● WORK INSTRUCTIONS
Output the material below in its entirety, exactly as given.

_ _ _ _ _

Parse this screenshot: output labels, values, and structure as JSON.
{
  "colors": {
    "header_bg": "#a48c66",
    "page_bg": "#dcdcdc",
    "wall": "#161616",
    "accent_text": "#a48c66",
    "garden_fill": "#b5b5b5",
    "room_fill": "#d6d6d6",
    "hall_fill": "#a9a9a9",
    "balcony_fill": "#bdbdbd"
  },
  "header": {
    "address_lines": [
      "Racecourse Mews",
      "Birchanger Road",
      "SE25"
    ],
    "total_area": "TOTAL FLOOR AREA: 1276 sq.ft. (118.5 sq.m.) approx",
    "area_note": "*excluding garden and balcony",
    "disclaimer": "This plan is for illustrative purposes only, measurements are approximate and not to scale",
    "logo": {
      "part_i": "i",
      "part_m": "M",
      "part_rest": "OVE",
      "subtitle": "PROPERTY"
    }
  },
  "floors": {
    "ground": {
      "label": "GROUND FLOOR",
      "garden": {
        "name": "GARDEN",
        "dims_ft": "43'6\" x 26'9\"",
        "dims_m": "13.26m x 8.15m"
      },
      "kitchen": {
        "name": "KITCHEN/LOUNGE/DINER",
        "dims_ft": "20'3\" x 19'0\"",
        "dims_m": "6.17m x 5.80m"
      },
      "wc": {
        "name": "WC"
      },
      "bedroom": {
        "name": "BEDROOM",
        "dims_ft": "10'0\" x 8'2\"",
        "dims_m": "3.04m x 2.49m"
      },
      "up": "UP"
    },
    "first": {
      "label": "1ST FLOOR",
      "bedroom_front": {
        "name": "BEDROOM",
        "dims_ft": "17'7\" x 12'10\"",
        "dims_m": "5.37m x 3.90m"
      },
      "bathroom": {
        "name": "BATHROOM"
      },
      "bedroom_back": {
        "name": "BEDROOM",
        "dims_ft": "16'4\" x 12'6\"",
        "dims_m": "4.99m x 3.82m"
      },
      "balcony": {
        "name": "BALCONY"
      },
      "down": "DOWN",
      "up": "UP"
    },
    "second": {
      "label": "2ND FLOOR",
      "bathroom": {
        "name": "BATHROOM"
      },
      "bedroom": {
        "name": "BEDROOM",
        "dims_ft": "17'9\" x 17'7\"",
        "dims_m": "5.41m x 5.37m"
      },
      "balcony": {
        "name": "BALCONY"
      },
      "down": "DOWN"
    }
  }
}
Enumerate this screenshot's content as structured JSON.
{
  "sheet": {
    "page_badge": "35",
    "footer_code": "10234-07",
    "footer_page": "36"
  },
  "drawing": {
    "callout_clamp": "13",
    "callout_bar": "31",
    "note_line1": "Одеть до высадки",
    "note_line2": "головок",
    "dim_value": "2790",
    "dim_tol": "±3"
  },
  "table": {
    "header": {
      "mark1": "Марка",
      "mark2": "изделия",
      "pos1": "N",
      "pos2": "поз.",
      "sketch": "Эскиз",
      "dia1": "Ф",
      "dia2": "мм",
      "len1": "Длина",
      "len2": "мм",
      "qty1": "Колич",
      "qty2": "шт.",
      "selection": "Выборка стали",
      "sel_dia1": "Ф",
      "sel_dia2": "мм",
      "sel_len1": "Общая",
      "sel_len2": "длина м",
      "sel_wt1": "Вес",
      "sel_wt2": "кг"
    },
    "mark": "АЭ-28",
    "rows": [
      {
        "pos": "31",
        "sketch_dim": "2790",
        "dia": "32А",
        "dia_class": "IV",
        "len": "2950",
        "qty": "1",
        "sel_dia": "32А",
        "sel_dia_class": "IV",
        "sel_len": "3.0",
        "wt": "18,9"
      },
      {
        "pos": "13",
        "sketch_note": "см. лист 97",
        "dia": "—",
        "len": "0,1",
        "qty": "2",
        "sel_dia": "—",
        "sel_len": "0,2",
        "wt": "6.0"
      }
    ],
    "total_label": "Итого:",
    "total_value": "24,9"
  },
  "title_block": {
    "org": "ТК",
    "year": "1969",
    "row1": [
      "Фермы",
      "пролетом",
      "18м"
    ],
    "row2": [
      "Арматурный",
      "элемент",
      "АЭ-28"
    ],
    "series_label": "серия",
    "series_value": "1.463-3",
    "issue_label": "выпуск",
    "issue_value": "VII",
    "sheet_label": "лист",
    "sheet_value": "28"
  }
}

_ _ _ _ _

● COMPLETE ANSWER
Parse this screenshot: output labels, values, and structure as JSON.
{
  "colors": {
    "header_bg": "#a48c66",
    "page_bg": "#dcdcdc",
    "wall": "#161616",
    "accent_text": "#a48c66",
    "garden_fill": "#b5b5b5",
    "room_fill": "#d6d6d6",
    "hall_fill": "#a9a9a9",
    "balcony_fill": "#bdbdbd"
  },
  "header": {
    "address_lines": [
      "Racecourse Mews",
      "Birchanger Road",
      "SE25"
    ],
    "total_area": "TOTAL FLOOR AREA: 1276 sq.ft. (118.5 sq.m.) approx",
    "area_note": "*excluding garden and balcony",
    "disclaimer": "This plan is for illustrative purposes only, measurements are approximate and not to scale",
    "logo": {
      "part_i": "i",
      "part_m": "M",
      "part_rest": "OVE",
      "subtitle": "PROPERTY"
    }
  },
  "floors": {
    "ground": {
      "label": "GROUND FLOOR",
      "garden": {
        "name": "GARDEN",
        "dims_ft": "43'6\" x 26'9\"",
        "dims_m": "13.26m x 8.15m"
      },
      "kitchen": {
        "name": "KITCHEN/LOUNGE/DINER",
        "dims_ft": "20'3\" x 19'0\"",
        "dims_m": "6.17m x 5.80m"
      },
      "wc": {
        "name": "WC"
      },
      "bedroom": {
        "name": "BEDROOM",
        "dims_ft": "10'0\" x 8'2\"",
        "dims_m": "3.04m x 2.49m"
      },
      "up": "UP"
    },
    "first": {
      "label": "1ST FLOOR",
      "bedroom_front": {
        "name": "BEDROOM",
        "dims_ft": "17'7\" x 12'10\"",
        "dims_m": "5.37m x 3.90m"
      },
      "bathroom": {
        "name": "BATHROOM"
      },
      "bedroom_back": {
        "name": "BEDROOM",
        "dims_ft": "16'4\" x 12'6\"",
        "dims_m": "4.99m x 3.82m"
      },
      "balcony": {
        "name": "BALCONY"
      },
      "down": "DOWN",
      "up": "UP"
    },
    "second": {
      "label": "2ND FLOOR",
      "bathroom": {
        "name": "BATHROOM"
      },
      "bedroom": {
        "name": "BEDROOM",
        "dims_ft": "17'9\" x 17'7\"",
        "dims_m": "5.41m x 5.37m"
      },
      "balcony": {
        "name": "BALCONY"
      },
      "down": "DOWN"
    }
  }
}
Enumerate this screenshot's content as structured JSON.
{
  "sheet": {
    "page_badge": "35",
    "footer_code": "10234-07",
    "footer_page": "36"
  },
  "drawing": {
    "callout_clamp": "13",
    "callout_bar": "31",
    "note_line1": "Одеть до высадки",
    "note_line2": "головок",
    "dim_value": "2790",
    "dim_tol": "±3"
  },
  "table": {
    "header": {
      "mark1": "Марка",
      "mark2": "изделия",
      "pos1": "N",
      "pos2": "поз.",
      "sketch": "Эскиз",
      "dia1": "Ф",
      "dia2": "мм",
      "len1": "Длина",
      "len2": "мм",
      "qty1": "Колич",
      "qty2": "шт.",
      "selection": "Выборка стали",
      "sel_dia1": "Ф",
      "sel_dia2": "мм",
      "sel_len1": "Общая",
      "sel_len2": "длина м",
      "sel_wt1": "Вес",
      "sel_wt2": "кг"
    },
    "mark": "АЭ-28",
    "rows": [
      {
        "pos": "31",
        "sketch_dim": "2790",
        "dia": "32А",
        "dia_class": "IV",
        "len": "2950",
        "qty": "1",
        "sel_dia": "32А",
        "sel_dia_class": "IV",
        "sel_len": "3.0",
        "wt": "18,9"
      },
      {
        "pos": "13",
        "sketch_note": "см. лист 97",
        "dia": "—",
        "len": "0,1",
        "qty": "2",
        "sel_dia": "—",
        "sel_len": "0,2",
        "wt": "6.0"
      }
    ],
    "total_label": "Итого:",
    "total_value": "24,9"
  },
  "title_block": {
    "org": "ТК",
    "year": "1969",
    "row1": [
      "Фермы",
      "пролетом",
      "18м"
    ],
    "row2": [
      "Арматурный",
      "элемент",
      "АЭ-28"
    ],
    "series_label": "серия",
    "series_value": "1.463-3",
    "issue_label": "выпуск",
    "issue_value": "VII",
    "sheet_label": "лист",
    "sheet_value": "28"
  }
}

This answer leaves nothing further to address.